## EXTRACTED TEXT

**********

What is external conflict? Here’s a quick and simple definition:
An external conflict is a problem, antagonism, or struggle that takes place between a character and an outside force. External conflict drives the action of a plot forward.
Some additional key details about external conflict:
Conflict is an essential element of any plot: in most works of literature, one or more characters are struggling to solve a problem, defeat an enemy, win an achievement, or make some kind of change in the world. Conflict motivates characters to take action, and that's what keeps readers engaged. When the protagonist of a story is working to solve a problem or defeat an enemy, readers naturally want to know what will happen next: Does the character we're rooting for win or lose? If they find challenges on the way to their goal, will they overcome them? And how will they do it? Though many works of literature focus on a central conflict, a single story can include more than one conflict or problem, and in works of literature that feature multiple storylines with different protagonists, several sets of characters may be involved in separate ongoing conflicts.

**********

## RECORD EXCERPTS
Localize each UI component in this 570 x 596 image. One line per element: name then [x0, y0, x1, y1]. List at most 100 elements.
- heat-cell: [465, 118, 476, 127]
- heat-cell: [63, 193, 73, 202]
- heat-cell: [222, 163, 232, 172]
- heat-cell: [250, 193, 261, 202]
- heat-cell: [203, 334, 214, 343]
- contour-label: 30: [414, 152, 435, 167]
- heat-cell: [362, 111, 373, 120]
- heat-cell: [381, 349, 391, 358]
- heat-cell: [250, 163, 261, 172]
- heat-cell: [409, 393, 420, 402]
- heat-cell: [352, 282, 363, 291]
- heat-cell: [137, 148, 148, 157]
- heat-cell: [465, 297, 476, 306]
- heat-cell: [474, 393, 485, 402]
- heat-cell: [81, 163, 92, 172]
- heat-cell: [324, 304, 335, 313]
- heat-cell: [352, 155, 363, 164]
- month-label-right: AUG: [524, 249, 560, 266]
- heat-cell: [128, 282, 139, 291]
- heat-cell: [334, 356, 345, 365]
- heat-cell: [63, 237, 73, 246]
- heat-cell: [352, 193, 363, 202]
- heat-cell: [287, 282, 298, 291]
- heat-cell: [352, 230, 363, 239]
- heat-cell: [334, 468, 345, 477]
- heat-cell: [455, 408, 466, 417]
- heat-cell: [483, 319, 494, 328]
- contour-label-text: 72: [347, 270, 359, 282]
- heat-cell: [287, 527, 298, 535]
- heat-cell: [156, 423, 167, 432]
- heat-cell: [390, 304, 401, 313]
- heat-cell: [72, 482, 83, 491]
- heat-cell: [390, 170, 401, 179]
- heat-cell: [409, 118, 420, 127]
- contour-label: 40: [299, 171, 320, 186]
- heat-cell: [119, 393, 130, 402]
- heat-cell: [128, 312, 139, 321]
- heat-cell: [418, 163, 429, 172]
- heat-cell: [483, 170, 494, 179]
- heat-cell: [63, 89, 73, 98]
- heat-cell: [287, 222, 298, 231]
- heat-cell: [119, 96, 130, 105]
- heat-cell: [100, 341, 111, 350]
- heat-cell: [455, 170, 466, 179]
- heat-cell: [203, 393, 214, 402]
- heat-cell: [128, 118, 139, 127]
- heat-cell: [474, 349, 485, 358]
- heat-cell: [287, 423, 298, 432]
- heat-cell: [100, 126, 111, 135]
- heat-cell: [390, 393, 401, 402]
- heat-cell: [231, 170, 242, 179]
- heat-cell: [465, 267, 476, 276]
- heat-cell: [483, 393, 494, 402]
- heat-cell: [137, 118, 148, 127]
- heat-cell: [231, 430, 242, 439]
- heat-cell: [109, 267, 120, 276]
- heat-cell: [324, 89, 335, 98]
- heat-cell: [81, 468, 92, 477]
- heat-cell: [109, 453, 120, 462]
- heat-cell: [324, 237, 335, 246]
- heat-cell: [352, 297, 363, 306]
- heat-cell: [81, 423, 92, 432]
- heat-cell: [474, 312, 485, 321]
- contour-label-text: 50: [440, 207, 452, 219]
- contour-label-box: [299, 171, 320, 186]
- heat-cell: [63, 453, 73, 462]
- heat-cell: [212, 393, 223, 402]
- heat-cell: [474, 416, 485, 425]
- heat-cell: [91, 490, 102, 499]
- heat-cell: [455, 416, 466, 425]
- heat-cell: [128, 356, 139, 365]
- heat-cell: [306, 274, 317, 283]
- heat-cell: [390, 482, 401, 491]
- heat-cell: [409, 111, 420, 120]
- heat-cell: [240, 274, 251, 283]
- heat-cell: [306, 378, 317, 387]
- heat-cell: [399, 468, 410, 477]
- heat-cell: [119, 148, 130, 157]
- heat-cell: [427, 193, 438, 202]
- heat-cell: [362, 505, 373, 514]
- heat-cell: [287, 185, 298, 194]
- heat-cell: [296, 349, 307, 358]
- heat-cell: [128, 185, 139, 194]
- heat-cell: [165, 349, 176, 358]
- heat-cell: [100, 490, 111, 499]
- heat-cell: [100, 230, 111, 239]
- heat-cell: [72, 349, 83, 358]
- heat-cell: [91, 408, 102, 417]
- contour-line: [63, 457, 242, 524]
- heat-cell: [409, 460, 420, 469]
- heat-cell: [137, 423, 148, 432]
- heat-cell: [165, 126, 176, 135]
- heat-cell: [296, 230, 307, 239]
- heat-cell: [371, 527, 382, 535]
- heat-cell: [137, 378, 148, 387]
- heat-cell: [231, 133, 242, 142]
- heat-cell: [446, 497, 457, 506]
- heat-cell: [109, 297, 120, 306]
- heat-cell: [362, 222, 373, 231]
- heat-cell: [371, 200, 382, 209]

**********

## SHORT TASK
Print the passage on external conflict verbatim, beginning at the words "What is external" and stopping after "a plot forward.".

## REPLY TO THE EXERCISE
What is external conflict? Here’s a quick and simple definition:
An external conflict is a problem, antagonism, or struggle that takes place between a character and an outside force. External conflict drives the action of a plot forward.